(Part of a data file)
• • • • •
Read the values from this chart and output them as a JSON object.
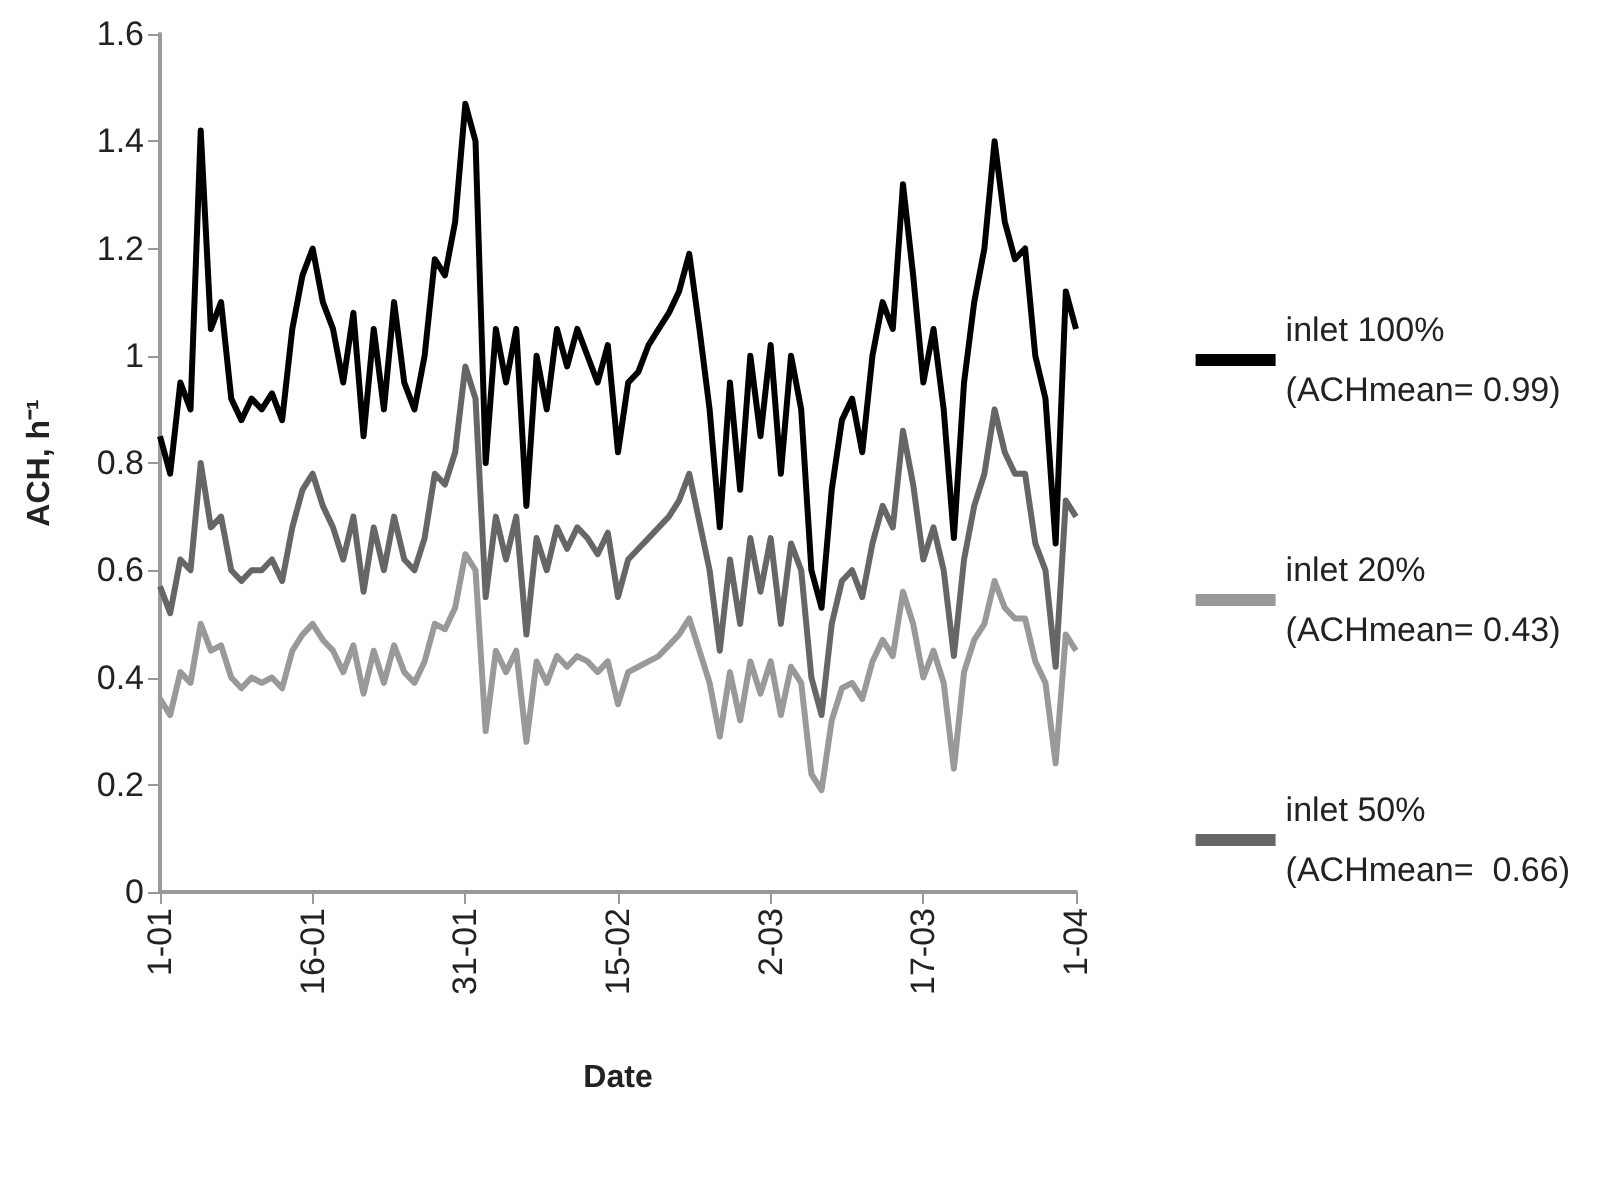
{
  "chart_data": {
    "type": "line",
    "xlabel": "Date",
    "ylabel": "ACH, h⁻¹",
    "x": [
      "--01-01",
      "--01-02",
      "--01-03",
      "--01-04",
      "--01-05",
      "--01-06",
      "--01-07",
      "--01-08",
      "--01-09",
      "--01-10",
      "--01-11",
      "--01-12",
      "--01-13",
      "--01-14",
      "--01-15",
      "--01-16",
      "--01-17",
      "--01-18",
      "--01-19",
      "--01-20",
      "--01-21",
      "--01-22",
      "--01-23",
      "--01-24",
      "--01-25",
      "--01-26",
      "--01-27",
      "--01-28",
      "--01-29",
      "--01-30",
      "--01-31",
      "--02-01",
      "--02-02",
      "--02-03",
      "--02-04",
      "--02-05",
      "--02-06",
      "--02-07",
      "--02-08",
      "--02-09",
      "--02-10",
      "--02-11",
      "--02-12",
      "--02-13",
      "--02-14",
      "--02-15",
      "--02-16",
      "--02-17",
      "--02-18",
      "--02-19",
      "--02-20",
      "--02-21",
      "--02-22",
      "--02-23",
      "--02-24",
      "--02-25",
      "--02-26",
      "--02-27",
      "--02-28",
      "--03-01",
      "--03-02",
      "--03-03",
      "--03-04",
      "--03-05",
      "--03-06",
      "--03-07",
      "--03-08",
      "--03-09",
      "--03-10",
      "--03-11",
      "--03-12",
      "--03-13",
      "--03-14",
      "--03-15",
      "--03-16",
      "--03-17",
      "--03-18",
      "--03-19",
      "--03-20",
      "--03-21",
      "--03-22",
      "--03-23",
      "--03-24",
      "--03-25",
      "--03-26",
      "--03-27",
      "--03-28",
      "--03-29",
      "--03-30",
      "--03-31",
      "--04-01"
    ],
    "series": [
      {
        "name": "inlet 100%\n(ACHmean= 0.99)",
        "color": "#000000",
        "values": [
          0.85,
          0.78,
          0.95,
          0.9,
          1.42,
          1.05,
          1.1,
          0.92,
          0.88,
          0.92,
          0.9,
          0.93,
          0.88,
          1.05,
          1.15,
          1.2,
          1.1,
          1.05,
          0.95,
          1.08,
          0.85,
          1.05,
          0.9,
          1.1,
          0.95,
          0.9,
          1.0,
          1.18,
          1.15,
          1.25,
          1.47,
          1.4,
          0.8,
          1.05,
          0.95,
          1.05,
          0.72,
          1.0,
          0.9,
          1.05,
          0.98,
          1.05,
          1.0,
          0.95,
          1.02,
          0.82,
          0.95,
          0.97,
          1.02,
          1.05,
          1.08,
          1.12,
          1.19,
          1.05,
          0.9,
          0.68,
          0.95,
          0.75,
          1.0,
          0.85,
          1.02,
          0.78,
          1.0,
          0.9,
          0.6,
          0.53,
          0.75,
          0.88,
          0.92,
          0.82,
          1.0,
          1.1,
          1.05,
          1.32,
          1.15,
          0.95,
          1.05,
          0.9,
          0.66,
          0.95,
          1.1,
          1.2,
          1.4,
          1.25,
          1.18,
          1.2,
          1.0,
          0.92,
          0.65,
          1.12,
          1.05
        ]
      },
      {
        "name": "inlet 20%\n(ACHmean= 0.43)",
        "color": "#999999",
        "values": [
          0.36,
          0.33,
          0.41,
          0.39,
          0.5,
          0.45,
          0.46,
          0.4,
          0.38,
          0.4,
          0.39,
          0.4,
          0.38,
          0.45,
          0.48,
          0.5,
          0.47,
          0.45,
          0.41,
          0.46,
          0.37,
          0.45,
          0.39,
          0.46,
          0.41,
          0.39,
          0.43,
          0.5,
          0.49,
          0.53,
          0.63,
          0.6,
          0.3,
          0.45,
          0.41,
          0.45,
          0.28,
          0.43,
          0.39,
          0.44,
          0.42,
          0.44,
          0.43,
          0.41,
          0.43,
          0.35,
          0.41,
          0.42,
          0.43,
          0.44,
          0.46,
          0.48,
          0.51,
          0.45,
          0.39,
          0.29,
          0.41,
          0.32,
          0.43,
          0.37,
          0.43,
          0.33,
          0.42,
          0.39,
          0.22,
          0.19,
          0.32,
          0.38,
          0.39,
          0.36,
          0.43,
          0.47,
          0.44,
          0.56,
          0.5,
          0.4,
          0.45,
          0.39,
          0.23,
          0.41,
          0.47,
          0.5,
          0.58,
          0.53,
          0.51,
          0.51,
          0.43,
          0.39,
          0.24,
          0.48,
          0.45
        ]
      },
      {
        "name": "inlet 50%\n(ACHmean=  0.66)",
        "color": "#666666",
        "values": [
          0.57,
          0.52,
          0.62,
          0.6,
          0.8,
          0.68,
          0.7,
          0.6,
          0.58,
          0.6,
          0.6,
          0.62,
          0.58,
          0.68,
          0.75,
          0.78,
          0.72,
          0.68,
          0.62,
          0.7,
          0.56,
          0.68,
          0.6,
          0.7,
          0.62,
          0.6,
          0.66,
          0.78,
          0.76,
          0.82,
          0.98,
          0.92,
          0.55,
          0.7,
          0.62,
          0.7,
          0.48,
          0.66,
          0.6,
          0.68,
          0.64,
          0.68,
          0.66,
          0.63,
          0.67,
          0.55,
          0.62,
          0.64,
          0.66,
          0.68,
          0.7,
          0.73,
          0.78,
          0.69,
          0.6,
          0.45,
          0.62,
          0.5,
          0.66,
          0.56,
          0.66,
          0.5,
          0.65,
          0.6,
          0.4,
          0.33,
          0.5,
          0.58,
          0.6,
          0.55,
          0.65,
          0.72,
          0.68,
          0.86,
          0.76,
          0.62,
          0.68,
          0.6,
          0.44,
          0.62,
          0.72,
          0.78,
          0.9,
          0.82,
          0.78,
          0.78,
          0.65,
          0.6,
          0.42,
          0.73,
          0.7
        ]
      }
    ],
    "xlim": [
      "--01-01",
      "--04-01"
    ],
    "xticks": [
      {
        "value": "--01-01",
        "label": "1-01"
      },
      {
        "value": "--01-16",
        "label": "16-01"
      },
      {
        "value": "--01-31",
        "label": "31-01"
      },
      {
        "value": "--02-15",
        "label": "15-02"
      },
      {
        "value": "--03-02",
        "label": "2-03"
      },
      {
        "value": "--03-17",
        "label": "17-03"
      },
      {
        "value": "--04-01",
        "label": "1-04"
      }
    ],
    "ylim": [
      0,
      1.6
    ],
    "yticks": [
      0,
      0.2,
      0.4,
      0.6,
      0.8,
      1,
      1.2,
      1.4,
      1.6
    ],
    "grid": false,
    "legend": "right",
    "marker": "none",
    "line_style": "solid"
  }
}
• • • • •
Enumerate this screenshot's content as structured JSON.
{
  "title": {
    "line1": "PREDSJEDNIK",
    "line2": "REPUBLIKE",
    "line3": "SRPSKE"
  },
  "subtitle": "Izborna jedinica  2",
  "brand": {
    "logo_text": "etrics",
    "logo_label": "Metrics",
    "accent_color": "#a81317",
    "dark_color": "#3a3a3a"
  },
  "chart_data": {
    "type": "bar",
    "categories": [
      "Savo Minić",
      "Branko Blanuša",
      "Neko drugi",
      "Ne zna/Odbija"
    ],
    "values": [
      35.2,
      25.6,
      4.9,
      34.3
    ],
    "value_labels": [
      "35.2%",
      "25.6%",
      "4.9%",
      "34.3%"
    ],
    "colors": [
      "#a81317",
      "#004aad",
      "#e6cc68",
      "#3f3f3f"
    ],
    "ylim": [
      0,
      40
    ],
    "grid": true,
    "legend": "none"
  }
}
• • • • •
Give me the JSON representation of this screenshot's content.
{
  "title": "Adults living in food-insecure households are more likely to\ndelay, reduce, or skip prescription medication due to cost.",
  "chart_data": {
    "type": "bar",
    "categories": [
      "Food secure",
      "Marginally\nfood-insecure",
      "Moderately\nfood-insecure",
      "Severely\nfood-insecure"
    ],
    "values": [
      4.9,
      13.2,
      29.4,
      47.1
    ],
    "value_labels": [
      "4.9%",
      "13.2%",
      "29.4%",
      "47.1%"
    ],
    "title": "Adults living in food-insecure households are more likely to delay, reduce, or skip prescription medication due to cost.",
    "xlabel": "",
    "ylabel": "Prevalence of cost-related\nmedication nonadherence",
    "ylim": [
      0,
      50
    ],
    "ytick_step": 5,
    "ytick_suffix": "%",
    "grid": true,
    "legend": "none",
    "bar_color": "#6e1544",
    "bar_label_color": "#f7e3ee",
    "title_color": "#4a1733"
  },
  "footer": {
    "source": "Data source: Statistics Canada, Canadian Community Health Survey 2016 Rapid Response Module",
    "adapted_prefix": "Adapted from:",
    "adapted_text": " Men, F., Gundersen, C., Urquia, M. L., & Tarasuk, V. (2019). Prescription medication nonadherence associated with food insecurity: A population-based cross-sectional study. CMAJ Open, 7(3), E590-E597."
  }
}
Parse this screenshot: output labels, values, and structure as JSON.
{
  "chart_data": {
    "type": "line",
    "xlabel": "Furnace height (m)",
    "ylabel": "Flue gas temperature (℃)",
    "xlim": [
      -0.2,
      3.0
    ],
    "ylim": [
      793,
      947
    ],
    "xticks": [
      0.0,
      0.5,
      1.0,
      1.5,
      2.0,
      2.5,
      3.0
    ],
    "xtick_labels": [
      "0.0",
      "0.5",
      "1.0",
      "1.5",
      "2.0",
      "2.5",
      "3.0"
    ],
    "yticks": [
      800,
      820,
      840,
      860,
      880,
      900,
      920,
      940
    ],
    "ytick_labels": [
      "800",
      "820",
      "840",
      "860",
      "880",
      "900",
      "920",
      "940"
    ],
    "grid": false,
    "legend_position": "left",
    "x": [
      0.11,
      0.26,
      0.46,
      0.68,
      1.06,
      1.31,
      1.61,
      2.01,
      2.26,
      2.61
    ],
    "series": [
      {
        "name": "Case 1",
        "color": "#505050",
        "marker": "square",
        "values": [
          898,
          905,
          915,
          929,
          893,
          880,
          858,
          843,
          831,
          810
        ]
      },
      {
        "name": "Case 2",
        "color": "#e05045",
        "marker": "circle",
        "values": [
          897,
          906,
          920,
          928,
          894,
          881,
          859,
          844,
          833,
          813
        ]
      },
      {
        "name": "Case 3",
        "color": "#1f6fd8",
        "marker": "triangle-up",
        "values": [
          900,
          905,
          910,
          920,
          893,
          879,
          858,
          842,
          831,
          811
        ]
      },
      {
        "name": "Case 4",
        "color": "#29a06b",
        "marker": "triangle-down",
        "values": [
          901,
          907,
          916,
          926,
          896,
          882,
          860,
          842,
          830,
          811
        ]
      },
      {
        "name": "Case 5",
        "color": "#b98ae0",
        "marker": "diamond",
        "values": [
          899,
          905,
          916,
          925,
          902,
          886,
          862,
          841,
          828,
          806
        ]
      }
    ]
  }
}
• • • • •
- [Prompt]: Of the lines above, how many hold the word "living"? Say the number alone.

- [Result below]: 2